**Instructions for the task:** Go through the material and write it all out exactly, minus the pictures.

**Given data:**
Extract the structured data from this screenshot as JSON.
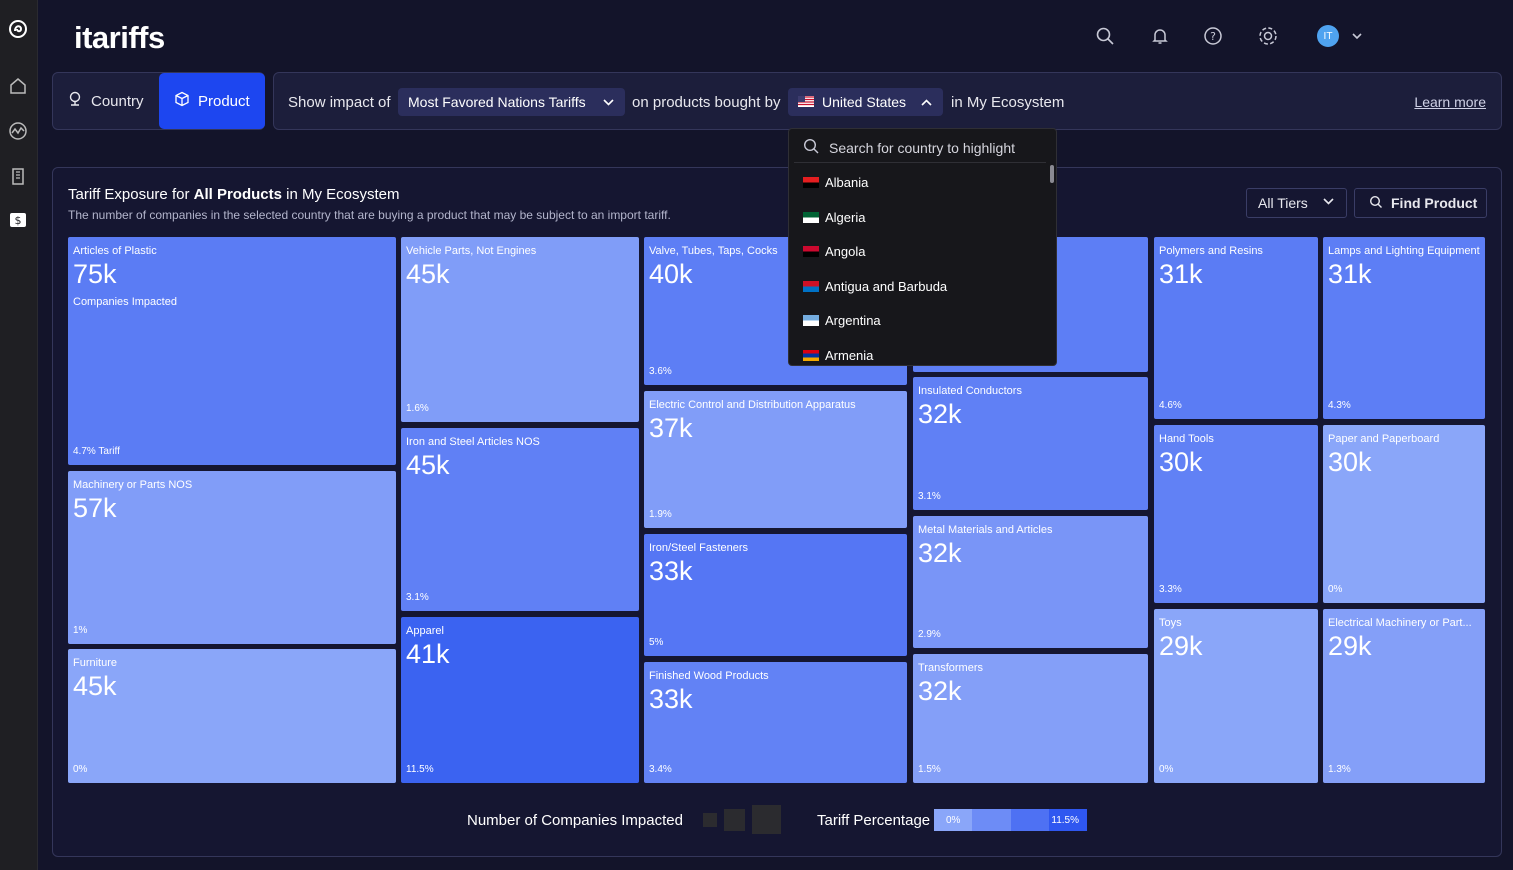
{
  "app": {
    "logo": "itariffs"
  },
  "header": {
    "avatar_initials": "IT"
  },
  "rail": {
    "icons": [
      "brand-icon",
      "home-icon",
      "activity-icon",
      "building-icon",
      "dollar-icon"
    ]
  },
  "mode_toggle": {
    "country_label": "Country",
    "product_label": "Product",
    "selected": "Product"
  },
  "filter_bar": {
    "prefix": "Show impact of",
    "tariff_type": "Most Favored Nations Tariffs",
    "middle": "on products bought by",
    "country": "United States",
    "suffix": "in My Ecosystem",
    "learn_more": "Learn more"
  },
  "panel": {
    "title_pre": "Tariff Exposure for ",
    "title_bold": "All Products",
    "title_post": " in My Ecosystem",
    "subtitle": "The number of companies in the selected country that are buying a product that may be subject to an import tariff.",
    "tiers_label": "All Tiers",
    "find_product_label": "Find Product"
  },
  "treemap": {
    "tiles": [
      {
        "name": "Articles of Plastic",
        "value": "75k",
        "sub": "Companies Impacted",
        "tariff": "4.7% Tariff",
        "color": "#5b7cf4"
      },
      {
        "name": "Machinery or Parts NOS",
        "value": "57k",
        "sub": "",
        "tariff": "1%",
        "color": "#819df8"
      },
      {
        "name": "Furniture",
        "value": "45k",
        "sub": "",
        "tariff": "0%",
        "color": "#8aa6f9"
      },
      {
        "name": "Vehicle Parts, Not Engines",
        "value": "45k",
        "sub": "",
        "tariff": "1.6%",
        "color": "#809df8"
      },
      {
        "name": "Iron and Steel Articles NOS",
        "value": "45k",
        "sub": "",
        "tariff": "3.1%",
        "color": "#6080f5"
      },
      {
        "name": "Apparel",
        "value": "41k",
        "sub": "",
        "tariff": "11.5%",
        "color": "#3b63f1"
      },
      {
        "name": "Valve, Tubes, Taps, Cocks",
        "value": "40k",
        "sub": "",
        "tariff": "3.6%",
        "color": "#5d7ef5"
      },
      {
        "name": "Electric Control and Distribution Apparatus",
        "value": "37k",
        "sub": "",
        "tariff": "1.9%",
        "color": "#819df8"
      },
      {
        "name": "Iron/Steel Fasteners",
        "value": "33k",
        "sub": "",
        "tariff": "5%",
        "color": "#5576f4"
      },
      {
        "name": "Finished Wood Products",
        "value": "33k",
        "sub": "",
        "tariff": "3.4%",
        "color": "#6282f5"
      },
      {
        "name": "",
        "value": "",
        "sub": "",
        "tariff": "",
        "color": "#5d7ef5"
      },
      {
        "name": "Insulated Conductors",
        "value": "32k",
        "sub": "",
        "tariff": "3.1%",
        "color": "#6080f5"
      },
      {
        "name": "Metal Materials and Articles",
        "value": "32k",
        "sub": "",
        "tariff": "2.9%",
        "color": "#7995f7"
      },
      {
        "name": "Transformers",
        "value": "32k",
        "sub": "",
        "tariff": "1.5%",
        "color": "#849ff8"
      },
      {
        "name": "Polymers and Resins",
        "value": "31k",
        "sub": "",
        "tariff": "4.6%",
        "color": "#5b7cf4"
      },
      {
        "name": "Hand Tools",
        "value": "30k",
        "sub": "",
        "tariff": "3.3%",
        "color": "#6181f5"
      },
      {
        "name": "Toys",
        "value": "29k",
        "sub": "",
        "tariff": "0%",
        "color": "#8aa6f9"
      },
      {
        "name": "Lamps and Lighting Equipment",
        "value": "31k",
        "sub": "",
        "tariff": "4.3%",
        "color": "#5d7ef5"
      },
      {
        "name": "Paper and Paperboard",
        "value": "30k",
        "sub": "",
        "tariff": "0%",
        "color": "#8aa6f9"
      },
      {
        "name": "Electrical Machinery or Part...",
        "value": "29k",
        "sub": "",
        "tariff": "1.3%",
        "color": "#849ff8"
      }
    ]
  },
  "legend": {
    "companies_label": "Number of Companies Impacted",
    "tariff_label": "Tariff Percentage",
    "tariff_min": "0%",
    "tariff_max": "11.5%",
    "gradient_colors": [
      "#8aa6f9",
      "#6d8cf6",
      "#4e71f3",
      "#2f57f0"
    ]
  },
  "country_dropdown": {
    "search_placeholder": "Search for country to highlight",
    "items": [
      {
        "label": "Albania",
        "flag_colors": [
          "#e41e20",
          "#000000"
        ]
      },
      {
        "label": "Algeria",
        "flag_colors": [
          "#006233",
          "#ffffff"
        ]
      },
      {
        "label": "Angola",
        "flag_colors": [
          "#cc092f",
          "#000000"
        ]
      },
      {
        "label": "Antigua and Barbuda",
        "flag_colors": [
          "#ce1126",
          "#0072c6"
        ]
      },
      {
        "label": "Argentina",
        "flag_colors": [
          "#74acdf",
          "#ffffff"
        ]
      },
      {
        "label": "Armenia",
        "flag_colors": [
          "#d90012",
          "#0033a0",
          "#f2a800"
        ]
      }
    ]
  }
}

**Response to the task:**
Extract the structured data from this screenshot as JSON.
{
  "app": {
    "logo": "itariffs"
  },
  "header": {
    "avatar_initials": "IT"
  },
  "rail": {
    "icons": [
      "brand-icon",
      "home-icon",
      "activity-icon",
      "building-icon",
      "dollar-icon"
    ]
  },
  "mode_toggle": {
    "country_label": "Country",
    "product_label": "Product",
    "selected": "Product"
  },
  "filter_bar": {
    "prefix": "Show impact of",
    "tariff_type": "Most Favored Nations Tariffs",
    "middle": "on products bought by",
    "country": "United States",
    "suffix": "in My Ecosystem",
    "learn_more": "Learn more"
  },
  "panel": {
    "title_pre": "Tariff Exposure for ",
    "title_bold": "All Products",
    "title_post": " in My Ecosystem",
    "subtitle": "The number of companies in the selected country that are buying a product that may be subject to an import tariff.",
    "tiers_label": "All Tiers",
    "find_product_label": "Find Product"
  },
  "treemap": {
    "tiles": [
      {
        "name": "Articles of Plastic",
        "value": "75k",
        "sub": "Companies Impacted",
        "tariff": "4.7% Tariff",
        "color": "#5b7cf4"
      },
      {
        "name": "Machinery or Parts NOS",
        "value": "57k",
        "sub": "",
        "tariff": "1%",
        "color": "#819df8"
      },
      {
        "name": "Furniture",
        "value": "45k",
        "sub": "",
        "tariff": "0%",
        "color": "#8aa6f9"
      },
      {
        "name": "Vehicle Parts, Not Engines",
        "value": "45k",
        "sub": "",
        "tariff": "1.6%",
        "color": "#809df8"
      },
      {
        "name": "Iron and Steel Articles NOS",
        "value": "45k",
        "sub": "",
        "tariff": "3.1%",
        "color": "#6080f5"
      },
      {
        "name": "Apparel",
        "value": "41k",
        "sub": "",
        "tariff": "11.5%",
        "color": "#3b63f1"
      },
      {
        "name": "Valve, Tubes, Taps, Cocks",
        "value": "40k",
        "sub": "",
        "tariff": "3.6%",
        "color": "#5d7ef5"
      },
      {
        "name": "Electric Control and Distribution Apparatus",
        "value": "37k",
        "sub": "",
        "tariff": "1.9%",
        "color": "#819df8"
      },
      {
        "name": "Iron/Steel Fasteners",
        "value": "33k",
        "sub": "",
        "tariff": "5%",
        "color": "#5576f4"
      },
      {
        "name": "Finished Wood Products",
        "value": "33k",
        "sub": "",
        "tariff": "3.4%",
        "color": "#6282f5"
      },
      {
        "name": "",
        "value": "",
        "sub": "",
        "tariff": "",
        "color": "#5d7ef5"
      },
      {
        "name": "Insulated Conductors",
        "value": "32k",
        "sub": "",
        "tariff": "3.1%",
        "color": "#6080f5"
      },
      {
        "name": "Metal Materials and Articles",
        "value": "32k",
        "sub": "",
        "tariff": "2.9%",
        "color": "#7995f7"
      },
      {
        "name": "Transformers",
        "value": "32k",
        "sub": "",
        "tariff": "1.5%",
        "color": "#849ff8"
      },
      {
        "name": "Polymers and Resins",
        "value": "31k",
        "sub": "",
        "tariff": "4.6%",
        "color": "#5b7cf4"
      },
      {
        "name": "Hand Tools",
        "value": "30k",
        "sub": "",
        "tariff": "3.3%",
        "color": "#6181f5"
      },
      {
        "name": "Toys",
        "value": "29k",
        "sub": "",
        "tariff": "0%",
        "color": "#8aa6f9"
      },
      {
        "name": "Lamps and Lighting Equipment",
        "value": "31k",
        "sub": "",
        "tariff": "4.3%",
        "color": "#5d7ef5"
      },
      {
        "name": "Paper and Paperboard",
        "value": "30k",
        "sub": "",
        "tariff": "0%",
        "color": "#8aa6f9"
      },
      {
        "name": "Electrical Machinery or Part...",
        "value": "29k",
        "sub": "",
        "tariff": "1.3%",
        "color": "#849ff8"
      }
    ]
  },
  "legend": {
    "companies_label": "Number of Companies Impacted",
    "tariff_label": "Tariff Percentage",
    "tariff_min": "0%",
    "tariff_max": "11.5%",
    "gradient_colors": [
      "#8aa6f9",
      "#6d8cf6",
      "#4e71f3",
      "#2f57f0"
    ]
  },
  "country_dropdown": {
    "search_placeholder": "Search for country to highlight",
    "items": [
      {
        "label": "Albania",
        "flag_colors": [
          "#e41e20",
          "#000000"
        ]
      },
      {
        "label": "Algeria",
        "flag_colors": [
          "#006233",
          "#ffffff"
        ]
      },
      {
        "label": "Angola",
        "flag_colors": [
          "#cc092f",
          "#000000"
        ]
      },
      {
        "label": "Antigua and Barbuda",
        "flag_colors": [
          "#ce1126",
          "#0072c6"
        ]
      },
      {
        "label": "Argentina",
        "flag_colors": [
          "#74acdf",
          "#ffffff"
        ]
      },
      {
        "label": "Armenia",
        "flag_colors": [
          "#d90012",
          "#0033a0",
          "#f2a800"
        ]
      }
    ]
  }
}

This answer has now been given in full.